Short task: Emit the entire listing verbatim.

Exercise materials:
Start

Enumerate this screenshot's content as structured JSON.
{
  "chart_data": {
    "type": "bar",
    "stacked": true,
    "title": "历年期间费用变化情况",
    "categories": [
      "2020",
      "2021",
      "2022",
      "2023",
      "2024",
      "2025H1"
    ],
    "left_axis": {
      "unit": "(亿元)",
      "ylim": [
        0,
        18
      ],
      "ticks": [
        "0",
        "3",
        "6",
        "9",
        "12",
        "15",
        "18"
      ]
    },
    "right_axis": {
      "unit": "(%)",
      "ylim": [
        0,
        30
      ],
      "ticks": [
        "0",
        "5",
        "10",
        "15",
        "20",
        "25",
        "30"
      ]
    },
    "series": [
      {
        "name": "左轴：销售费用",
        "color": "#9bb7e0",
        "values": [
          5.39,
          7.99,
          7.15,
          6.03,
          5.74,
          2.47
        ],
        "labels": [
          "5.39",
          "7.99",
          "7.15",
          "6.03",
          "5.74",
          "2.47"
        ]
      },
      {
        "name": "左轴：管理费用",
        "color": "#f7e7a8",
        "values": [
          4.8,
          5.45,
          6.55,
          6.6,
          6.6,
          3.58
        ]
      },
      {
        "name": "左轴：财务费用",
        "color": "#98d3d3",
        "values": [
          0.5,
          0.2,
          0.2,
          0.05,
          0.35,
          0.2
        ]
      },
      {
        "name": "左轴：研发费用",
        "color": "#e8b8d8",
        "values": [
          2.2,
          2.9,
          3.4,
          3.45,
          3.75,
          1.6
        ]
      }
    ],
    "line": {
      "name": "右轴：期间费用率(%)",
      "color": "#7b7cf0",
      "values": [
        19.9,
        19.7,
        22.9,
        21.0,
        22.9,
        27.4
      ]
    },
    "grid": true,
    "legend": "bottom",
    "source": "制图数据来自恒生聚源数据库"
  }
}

End

Worked answer:
Enumerate this screenshot's content as structured JSON.
{
  "chart_data": {
    "type": "bar",
    "stacked": true,
    "title": "历年期间费用变化情况",
    "categories": [
      "2020",
      "2021",
      "2022",
      "2023",
      "2024",
      "2025H1"
    ],
    "left_axis": {
      "unit": "(亿元)",
      "ylim": [
        0,
        18
      ],
      "ticks": [
        "0",
        "3",
        "6",
        "9",
        "12",
        "15",
        "18"
      ]
    },
    "right_axis": {
      "unit": "(%)",
      "ylim": [
        0,
        30
      ],
      "ticks": [
        "0",
        "5",
        "10",
        "15",
        "20",
        "25",
        "30"
      ]
    },
    "series": [
      {
        "name": "左轴：销售费用",
        "color": "#9bb7e0",
        "values": [
          5.39,
          7.99,
          7.15,
          6.03,
          5.74,
          2.47
        ],
        "labels": [
          "5.39",
          "7.99",
          "7.15",
          "6.03",
          "5.74",
          "2.47"
        ]
      },
      {
        "name": "左轴：管理费用",
        "color": "#f7e7a8",
        "values": [
          4.8,
          5.45,
          6.55,
          6.6,
          6.6,
          3.58
        ]
      },
      {
        "name": "左轴：财务费用",
        "color": "#98d3d3",
        "values": [
          0.5,
          0.2,
          0.2,
          0.05,
          0.35,
          0.2
        ]
      },
      {
        "name": "左轴：研发费用",
        "color": "#e8b8d8",
        "values": [
          2.2,
          2.9,
          3.4,
          3.45,
          3.75,
          1.6
        ]
      }
    ],
    "line": {
      "name": "右轴：期间费用率(%)",
      "color": "#7b7cf0",
      "values": [
        19.9,
        19.7,
        22.9,
        21.0,
        22.9,
        27.4
      ]
    },
    "grid": true,
    "legend": "bottom",
    "source": "制图数据来自恒生聚源数据库"
  }
}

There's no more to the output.